_Extrait source:_
'''
Si nombreux sont sincères dans leurs démarches afin de promouvoir l’Algérie à l’extérieur, et ce, faisant contribuer à l’économie nationale, nombreux sont aussi attirés par l’appât du gain uniquement et s’enrichir sur le dos de l’Algérie et des Algériens. Lobbyistes, tour opérateurs algériens et étrangers, chaînes hôtelières et sous-traitants, beaucoup parmi eux ne semblent guère tenir compte du danger du tourisme de masse qui guète l’Algérie.

Ce faisant, les maux au développement économique de l’Algérie risquent fort d’être plus profonds que le remède touristique. Car si un tourisme de masse engendrera dans l’immédiat, la création de milliers d’emploi directs ou indirects, il n’est absolument pas certain que les générations futures puissent en voir un quelconque bénéfice.

A rebours de la demande croissante pour un tourisme éco-friendly

Il suffit aux Algériens de voir ce qui se passe ailleurs pour comprendre que la période du tourisme de masse est révolue. Il suffit de voir la surpopulation lors des saisons estivales des destinations touristiques telles que Santorini en Grèce, Venise en Italie, Barcelone en Espagne, du Mont Saint Michel en Bretagne, du Mont Fuji au Japon et bien d’autres contrées pour comprendre que ce genre de tourisme n’est plus sustainable (durable), plus d’actualité. Et ne fait plus rêver.

Car non seulement, le tourisme de masse dérange la quiétude des locaux qui se plaignent de plus en plus de l’afflux de touristes, mais il ne facilite aucunement le respect de l’environnement. Les bords de mer, les plages, les montagnes, plus rien ne résiste aux ambitions des promoteurs du béton et aux millions de pas et d’empreintes digitales des touristes ! 
D’aucun cherchent la parade en tentant de restreindre l’accès des sites touristiques susmentionnés, et par-là même, revenir à un tourisme plus humain.
'''
_Informations fournies:_
'''
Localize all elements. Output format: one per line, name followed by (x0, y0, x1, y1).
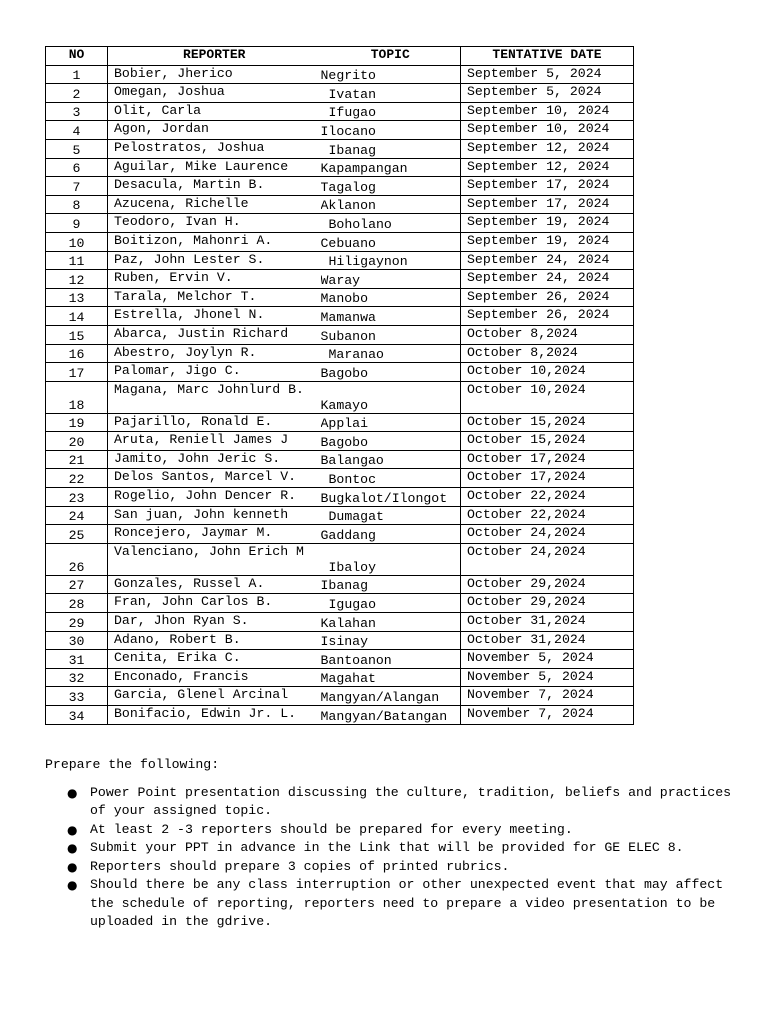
'''
_Actions demandées:_
A - Indiquez si chacune de ces affirmations concorde avec l'extrait sur le tourisme de masse en Algérie, en répondant oui ou non et en citant les mots décisifs de l'extrait : (i) le tourisme de masse créerait tout de suite des milliers d'emplois ; (ii) les générations futures tireront à coup sûr profit du tourisme de masse ; (iii) le Mont Fuji figure parmi les destinations surpeuplées en été.
B - Poursuivez l'extrait sur le tourisme de masse en Algérie à partir de sa dernière phrase.
Ces données proviennent d'une autre source.

_Problèmes résolus:_
A -
(i) Oui : « si un tourisme de masse engendrera dans l’immédiat, la création de milliers d’emploi directs ou indirects ».
(ii) Non : « il n’est absolument pas certain que les générations futures puissent en voir un quelconque bénéfice ».
(iii) Oui : « la surpopulation lors des saisons estivales des destinations touristiques telles que Santorini en Grèce, Venise en Italie, Barcelone en Espagne, du Mont Saint Michel en Bretagne, du Mont Fuji au Japon ».

B -
De nombreuses questions en suspens

S’agissant de l’Algérie, une augmentation du tourisme entraînera irrémédiablement une inflation du coût de la vie pour les Agériens. Les prix des produits de première nécessité  seront bien plus cher aux abords des lieux touristiques (c’est déjà le cas) où vivent même les locaux. Les Algériens auront aussi plus de difficultés pour accéder aux logements en raison de la spéculation immobilière.

A cet égard, si de nombreuses plages algériennes demeurent aussi belles et vierges, c’est aussi parce qu’elles n’ont pas subi les assauts du béton et des millions de touristes. Un développement incontrôlé du tourisme ruinera en un temps record ces nombreuses plages et criques présentes à travers le pays. Ce qui ne fera qu’aggraver le paysage du nord du pays, déjà défiguré par ces nombreux immeubles et urbanisme, trop souvent mal pensés et mal conçus.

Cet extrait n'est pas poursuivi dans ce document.